— start of Data to use —
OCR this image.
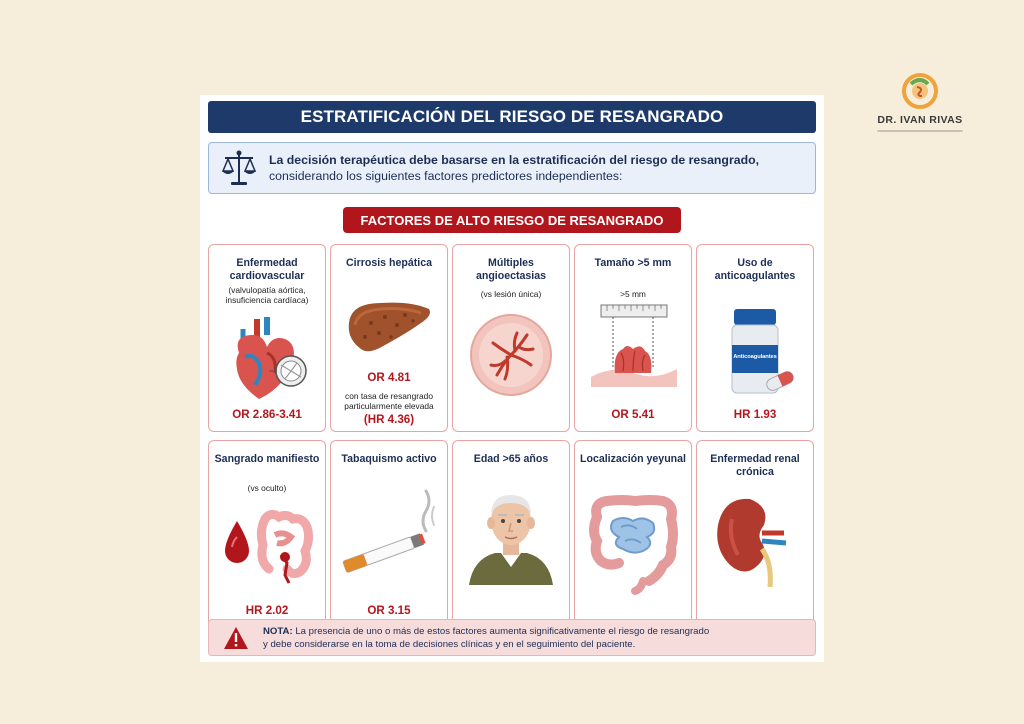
DR. IVAN RIVAS
ESTRATIFICACIÓN DEL RIESGO DE RESANGRADO
La decisión terapéutica debe basarse en la estratificación del riesgo de resangrado,
considerando los siguientes factores predictores independientes:
FACTORES DE ALTO RIESGO DE RESANGRADO
Enfermedad cardiovascular
(valvulopatía aórtica, insuficiencia cardíaca)
OR 2.86-3.41
Cirrosis hepática
OR 4.81
con tasa de resangrado particularmente elevada
(HR 4.36)
Múltiples angioectasias
(vs lesión única)
Tamaño >5 mm
>5 mm
OR 5.41
Uso de anticoagulantes
Anticoagulantes
HR 1.93
Sangrado manifiesto
(vs oculto)
HR 2.02
Tabaquismo activo
OR 3.15
Edad >65 años	Localización yeyunal	Enfermedad renal crónica
NOTA: La presencia de uno o más de estos factores aumenta significativamente el riesgo de resangrado
y debe considerarse en la toma de decisiones clínicas y en el seguimiento del paciente.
— end of Data to use —
#### Short task:
Without the pictures, write out every entry precisely as it appears.

#### Solved exercise:
OCR this image.
DR. IVAN RIVAS
ESTRATIFICACIÓN DEL RIESGO DE RESANGRADO
La decisión terapéutica debe basarse en la estratificación del riesgo de resangrado,
considerando los siguientes factores predictores independientes:
FACTORES DE ALTO RIESGO DE RESANGRADO
Enfermedad cardiovascular
(valvulopatía aórtica, insuficiencia cardíaca)
OR 2.86-3.41
Cirrosis hepática
OR 4.81
con tasa de resangrado particularmente elevada
(HR 4.36)
Múltiples angioectasias
(vs lesión única)
Tamaño >5 mm
>5 mm
OR 5.41
Uso de anticoagulantes
Anticoagulantes
HR 1.93
Sangrado manifiesto
(vs oculto)
HR 2.02
Tabaquismo activo
OR 3.15
Edad >65 años	Localización yeyunal	Enfermedad renal crónica
NOTA: La presencia de uno o más de estos factores aumenta significativamente el riesgo de resangrado
y debe considerarse en la toma de decisiones clínicas y en el seguimiento del paciente.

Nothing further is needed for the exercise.